▶ Objective: Update a passage of the advice text by changing "immature" to "careless". Begin at the words "Maybe you have" and stop after "treated like that.".

▶ Document:
I am sorry that you have been hurt this summer. You did not do anything wrong, please believe me. It's too bad that this happens a lot, it is all a part of learning about life. It is part of being young. You have a right to feel the way you do. You probably feel hurt, played with and then tossed aside. It is confusing too. Someone relates to you one way, and gets into your heart on purpose, and then changes the way he relates to you suddenly, without you having anything to do with it. He just stopped talking to you out of nowhere. Then one of your best friends is involved with this, to top it off. That is a terrible way for him to behave. Bummer.



I wish life was easier, but life is supposed to be challenging. Please do not despair, that means do not give up on being open to a special person again in the future. Because this can be a learning experience--what have you learned?



Maybe you have learned something about this 'other junior counselor'. If you could have him back, would you want him? If I were you, I would not. He has shown you about who he really is, and it is not a good picture. I am not saying that he is, you know, "evil with a capital E", of course. But he is at the very least too immature to be trusted. I would also wonder about his character and honesty, if I were treated like that.



You are all so young, so I would understand and at the same time, learn, grow, move on. Give yourself some space however you can in this situation so you can heal. Take yourself seriously!



Now you have had a chance to learn something, it will help you tremendously next time you begin to get connected to someone in a special way. It's natural for us to act on our feelings without thinking. Now that you are a 'seasoned young lady' :-) you can remember what you have learned and it will make your next relationship better. When you begin to have feelings for someone, that is the time to remember to use your brain as well!

▶ Record extracts:
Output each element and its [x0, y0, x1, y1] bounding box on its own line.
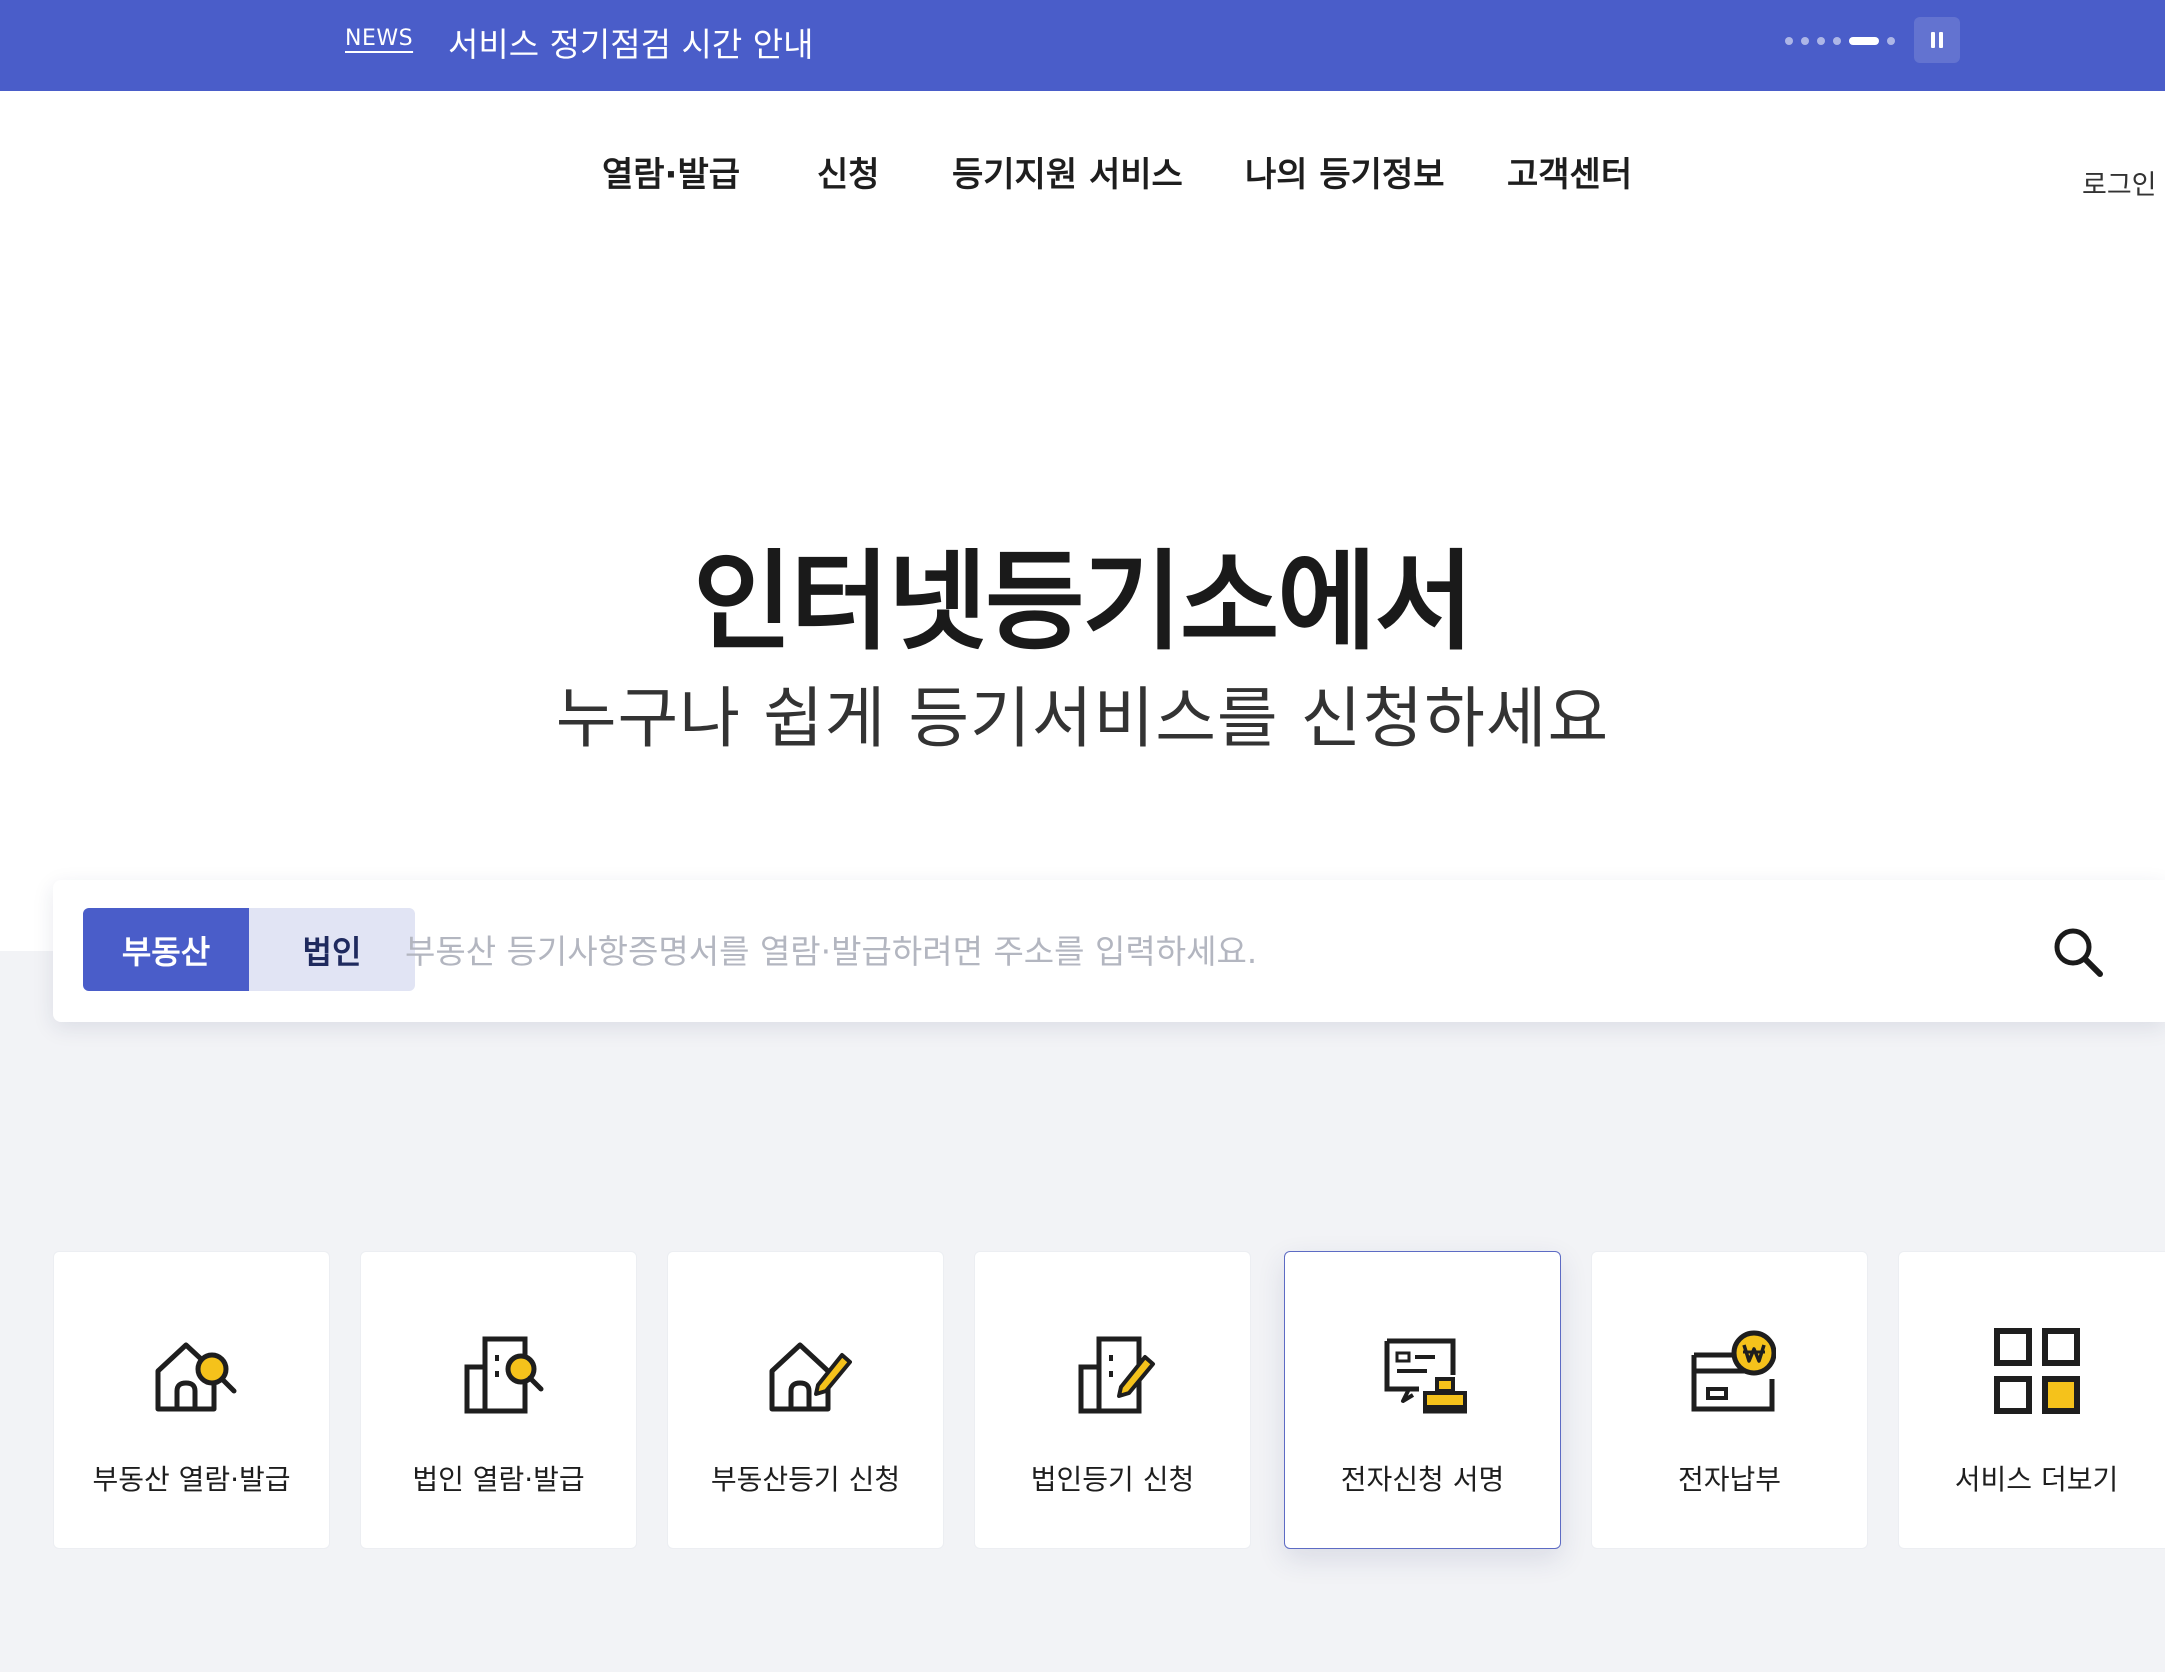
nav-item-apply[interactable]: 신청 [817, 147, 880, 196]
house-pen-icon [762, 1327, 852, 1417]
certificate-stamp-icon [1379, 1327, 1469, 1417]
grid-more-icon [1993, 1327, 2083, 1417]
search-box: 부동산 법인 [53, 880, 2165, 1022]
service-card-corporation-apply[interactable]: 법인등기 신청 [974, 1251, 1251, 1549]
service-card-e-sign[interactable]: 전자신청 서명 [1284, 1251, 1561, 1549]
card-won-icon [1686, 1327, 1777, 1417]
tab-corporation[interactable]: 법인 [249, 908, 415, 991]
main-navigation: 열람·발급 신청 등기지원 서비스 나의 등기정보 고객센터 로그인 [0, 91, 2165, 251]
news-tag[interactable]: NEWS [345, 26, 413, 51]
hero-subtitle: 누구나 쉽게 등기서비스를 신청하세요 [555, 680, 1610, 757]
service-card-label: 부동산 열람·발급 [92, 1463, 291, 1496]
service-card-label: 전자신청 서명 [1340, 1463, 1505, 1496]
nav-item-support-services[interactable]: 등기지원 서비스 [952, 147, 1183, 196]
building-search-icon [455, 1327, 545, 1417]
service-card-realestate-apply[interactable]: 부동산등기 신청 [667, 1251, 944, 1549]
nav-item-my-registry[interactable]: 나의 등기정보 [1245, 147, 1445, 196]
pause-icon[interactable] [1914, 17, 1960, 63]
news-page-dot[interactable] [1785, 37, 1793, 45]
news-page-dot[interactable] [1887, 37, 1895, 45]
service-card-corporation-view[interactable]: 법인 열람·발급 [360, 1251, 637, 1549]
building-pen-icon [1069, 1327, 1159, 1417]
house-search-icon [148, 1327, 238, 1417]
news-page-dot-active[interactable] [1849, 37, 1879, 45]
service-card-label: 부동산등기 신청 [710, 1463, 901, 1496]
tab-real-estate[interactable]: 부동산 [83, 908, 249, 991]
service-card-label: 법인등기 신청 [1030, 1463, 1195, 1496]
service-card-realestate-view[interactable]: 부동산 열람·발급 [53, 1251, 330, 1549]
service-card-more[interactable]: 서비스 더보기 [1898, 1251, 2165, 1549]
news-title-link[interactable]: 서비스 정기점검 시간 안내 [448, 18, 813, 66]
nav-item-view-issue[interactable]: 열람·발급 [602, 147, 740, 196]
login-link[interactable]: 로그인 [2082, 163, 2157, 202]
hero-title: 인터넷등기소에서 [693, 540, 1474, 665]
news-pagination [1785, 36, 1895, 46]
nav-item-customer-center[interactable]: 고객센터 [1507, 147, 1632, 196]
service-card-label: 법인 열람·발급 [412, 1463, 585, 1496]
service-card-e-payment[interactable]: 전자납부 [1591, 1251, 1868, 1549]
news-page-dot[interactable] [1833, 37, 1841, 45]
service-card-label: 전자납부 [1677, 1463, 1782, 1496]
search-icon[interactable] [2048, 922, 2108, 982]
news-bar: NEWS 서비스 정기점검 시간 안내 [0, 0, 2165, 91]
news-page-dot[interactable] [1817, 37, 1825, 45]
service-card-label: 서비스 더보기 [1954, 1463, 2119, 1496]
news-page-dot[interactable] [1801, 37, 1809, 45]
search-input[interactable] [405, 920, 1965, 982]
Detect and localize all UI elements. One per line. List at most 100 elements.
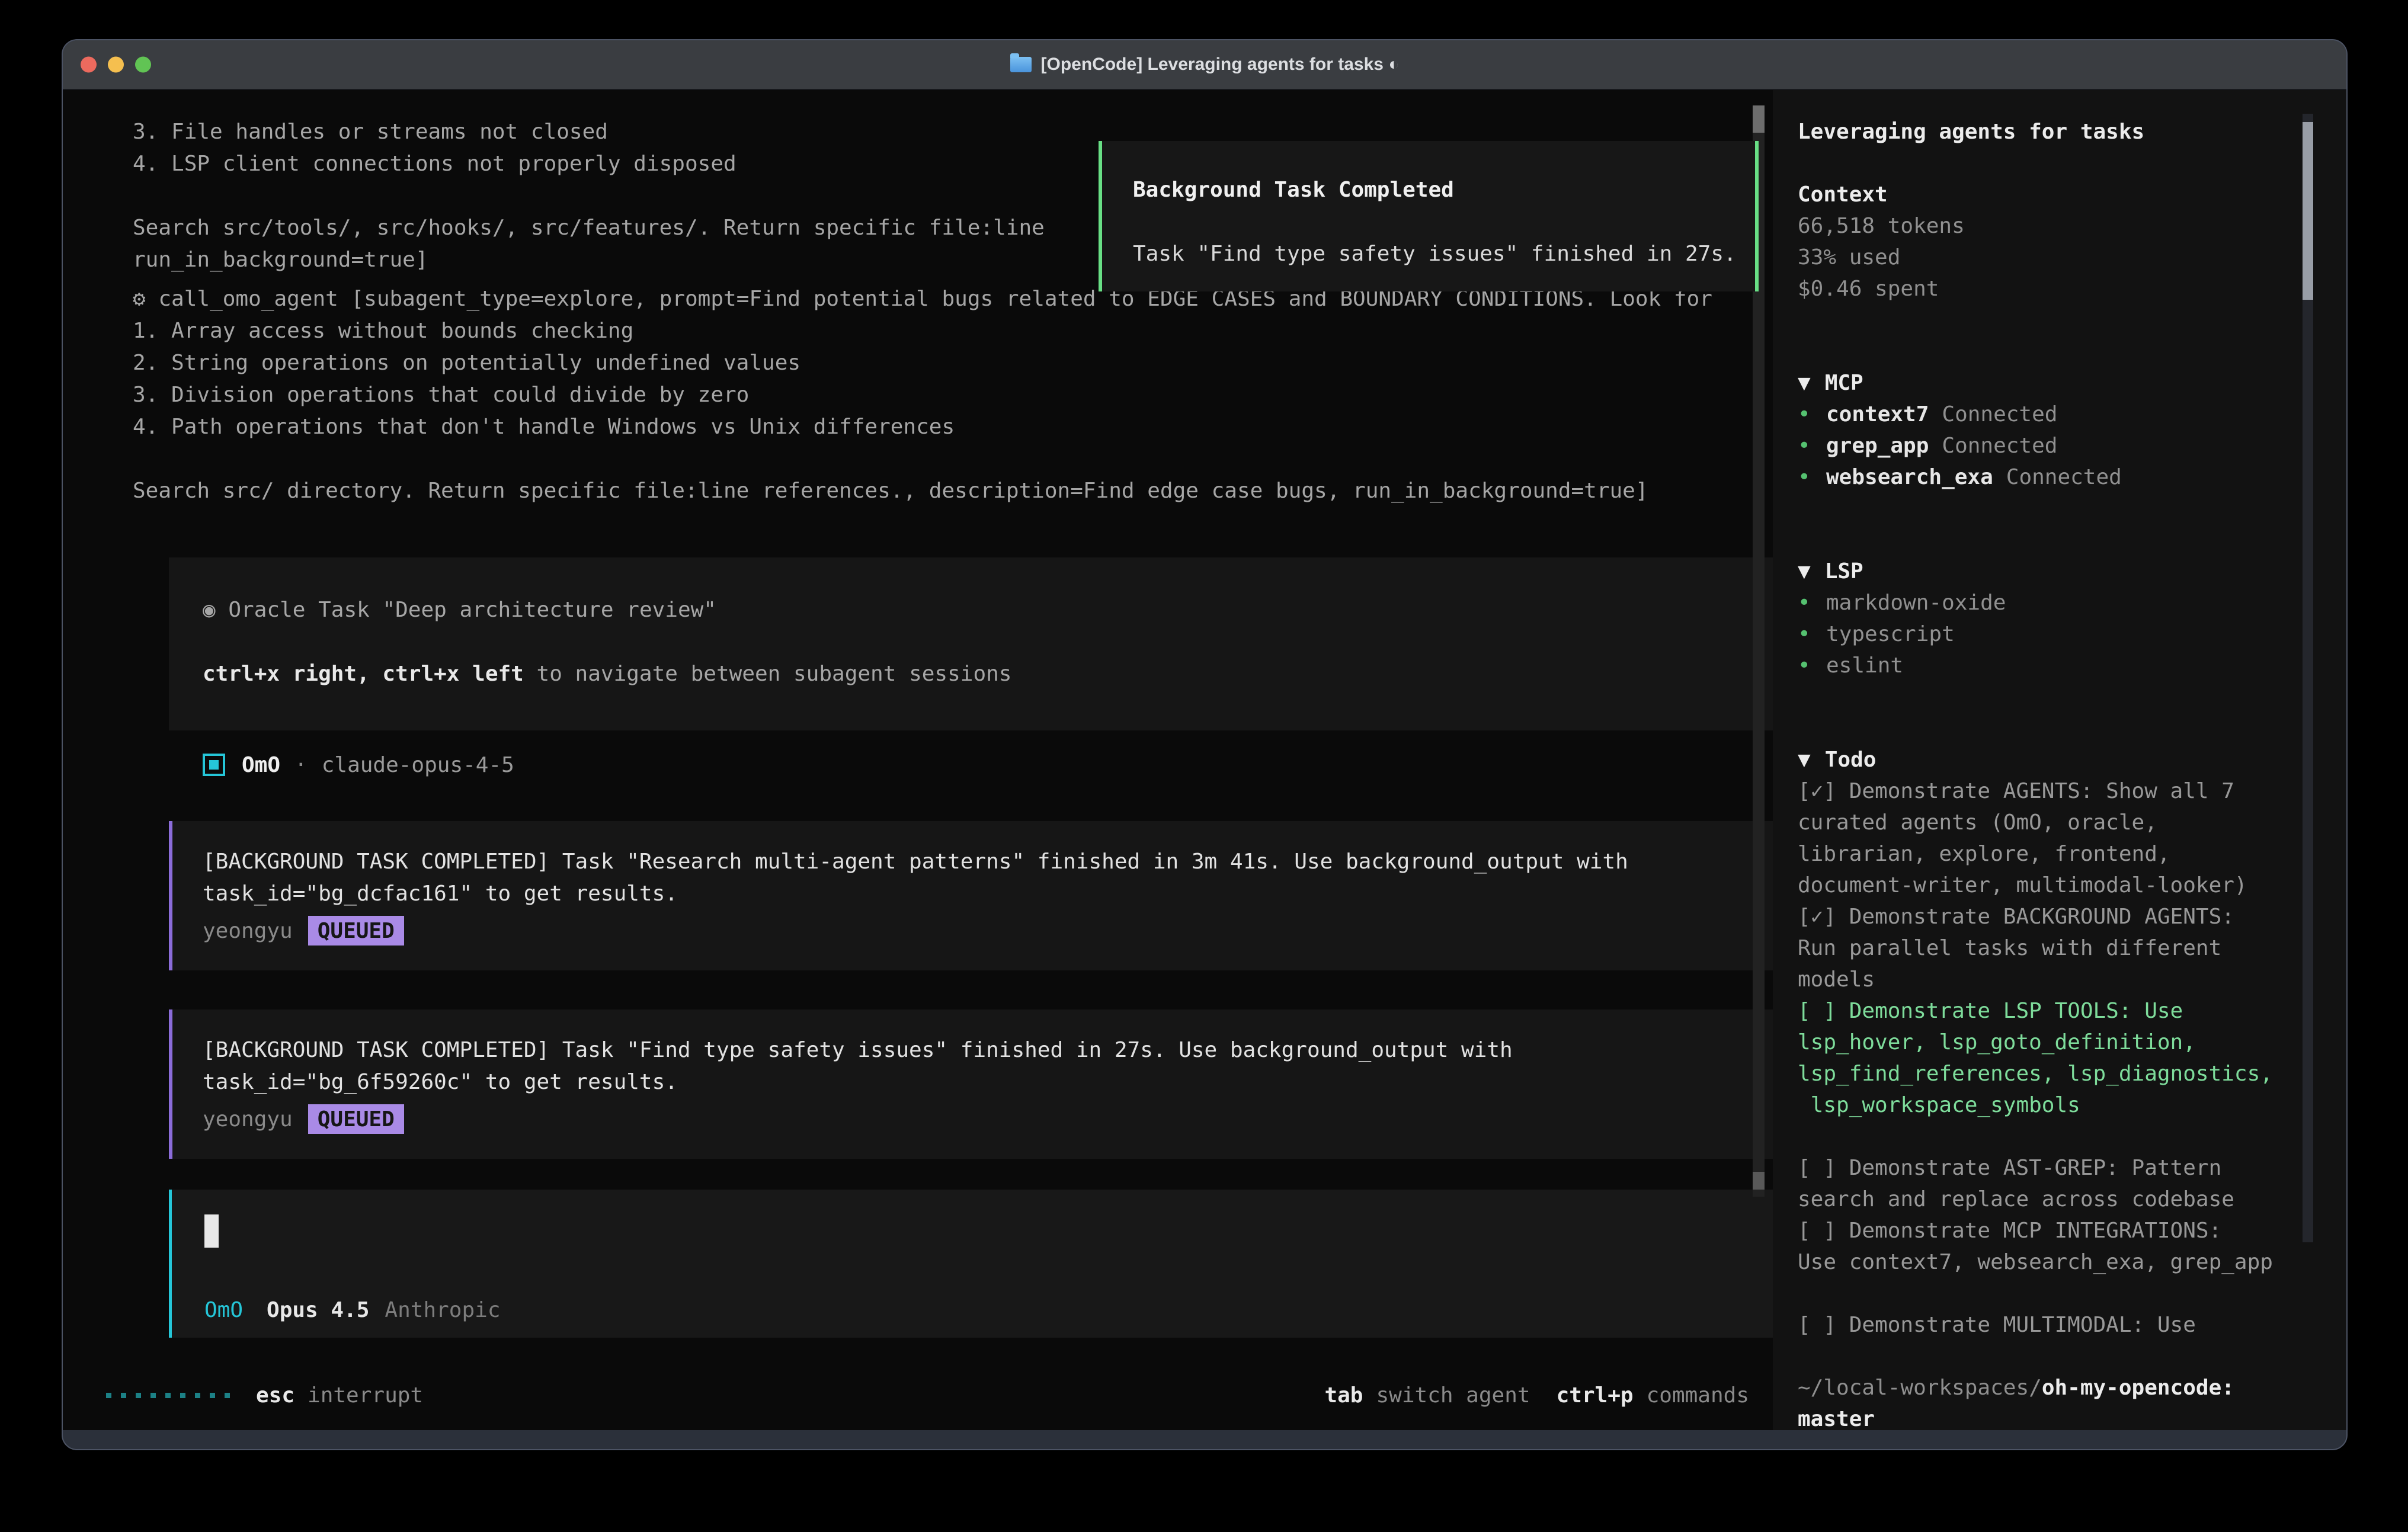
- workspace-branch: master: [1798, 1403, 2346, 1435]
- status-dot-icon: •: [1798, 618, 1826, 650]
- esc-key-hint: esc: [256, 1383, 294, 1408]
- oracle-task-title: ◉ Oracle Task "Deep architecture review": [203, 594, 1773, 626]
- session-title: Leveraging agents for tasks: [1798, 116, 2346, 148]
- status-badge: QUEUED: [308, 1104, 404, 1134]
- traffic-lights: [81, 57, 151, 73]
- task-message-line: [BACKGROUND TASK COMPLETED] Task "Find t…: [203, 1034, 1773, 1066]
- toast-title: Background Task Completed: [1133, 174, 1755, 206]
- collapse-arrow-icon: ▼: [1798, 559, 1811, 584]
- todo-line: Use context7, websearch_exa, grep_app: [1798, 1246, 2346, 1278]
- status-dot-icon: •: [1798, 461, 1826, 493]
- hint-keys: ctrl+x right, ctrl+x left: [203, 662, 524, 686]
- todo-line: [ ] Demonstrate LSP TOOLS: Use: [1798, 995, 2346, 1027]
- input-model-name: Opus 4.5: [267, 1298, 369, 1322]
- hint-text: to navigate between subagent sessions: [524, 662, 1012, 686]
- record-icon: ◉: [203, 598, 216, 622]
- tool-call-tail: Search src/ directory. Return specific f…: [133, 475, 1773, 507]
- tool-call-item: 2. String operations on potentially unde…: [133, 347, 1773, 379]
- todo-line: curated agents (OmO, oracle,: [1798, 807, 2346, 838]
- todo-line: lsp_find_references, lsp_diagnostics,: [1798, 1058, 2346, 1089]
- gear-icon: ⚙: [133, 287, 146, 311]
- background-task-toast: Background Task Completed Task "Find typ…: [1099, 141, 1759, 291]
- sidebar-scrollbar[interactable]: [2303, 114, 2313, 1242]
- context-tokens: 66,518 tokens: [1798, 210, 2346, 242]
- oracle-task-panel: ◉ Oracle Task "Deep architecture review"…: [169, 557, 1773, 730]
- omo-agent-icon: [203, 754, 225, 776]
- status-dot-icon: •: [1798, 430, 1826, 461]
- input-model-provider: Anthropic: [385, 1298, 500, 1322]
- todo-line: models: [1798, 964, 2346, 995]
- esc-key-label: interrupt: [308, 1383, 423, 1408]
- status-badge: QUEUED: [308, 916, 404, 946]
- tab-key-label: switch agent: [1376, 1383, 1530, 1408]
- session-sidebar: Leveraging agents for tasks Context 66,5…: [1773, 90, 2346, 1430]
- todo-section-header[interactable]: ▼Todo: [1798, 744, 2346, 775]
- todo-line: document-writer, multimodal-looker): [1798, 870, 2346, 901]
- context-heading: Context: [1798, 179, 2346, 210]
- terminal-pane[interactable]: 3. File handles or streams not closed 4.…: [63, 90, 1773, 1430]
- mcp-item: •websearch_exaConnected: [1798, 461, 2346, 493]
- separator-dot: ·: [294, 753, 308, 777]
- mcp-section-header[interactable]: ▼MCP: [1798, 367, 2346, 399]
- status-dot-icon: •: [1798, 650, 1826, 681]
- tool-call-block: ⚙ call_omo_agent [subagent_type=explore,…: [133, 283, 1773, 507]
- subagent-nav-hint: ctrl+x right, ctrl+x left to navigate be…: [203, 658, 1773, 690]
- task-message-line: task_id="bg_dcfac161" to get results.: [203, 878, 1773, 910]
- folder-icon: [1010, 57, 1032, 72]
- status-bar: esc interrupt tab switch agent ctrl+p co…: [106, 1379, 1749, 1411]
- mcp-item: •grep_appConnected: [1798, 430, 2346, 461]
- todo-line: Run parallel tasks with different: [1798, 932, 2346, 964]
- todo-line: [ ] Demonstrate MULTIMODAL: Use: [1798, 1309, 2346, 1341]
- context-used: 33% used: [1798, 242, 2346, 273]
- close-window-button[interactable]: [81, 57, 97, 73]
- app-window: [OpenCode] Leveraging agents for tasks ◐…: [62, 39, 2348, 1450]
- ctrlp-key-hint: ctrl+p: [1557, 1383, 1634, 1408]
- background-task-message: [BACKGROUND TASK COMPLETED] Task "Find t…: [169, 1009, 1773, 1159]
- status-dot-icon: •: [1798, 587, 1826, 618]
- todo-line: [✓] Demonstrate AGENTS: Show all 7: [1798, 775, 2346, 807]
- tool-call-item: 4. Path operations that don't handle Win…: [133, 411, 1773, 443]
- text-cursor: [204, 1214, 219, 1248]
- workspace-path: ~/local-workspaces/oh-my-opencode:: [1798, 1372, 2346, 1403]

▶ Solution to the problem:
Maybe you have learned something about this 'other junior counselor'. If you could have him back, would you want him? If I were you, I would not. He has shown you about who he really is, and it is not a good picture. I am not saying that he is, you know, "evil with a capital E", of course. But he is at the very least too careless to be trusted. I would also wonder about his character and honesty, if I were treated like that.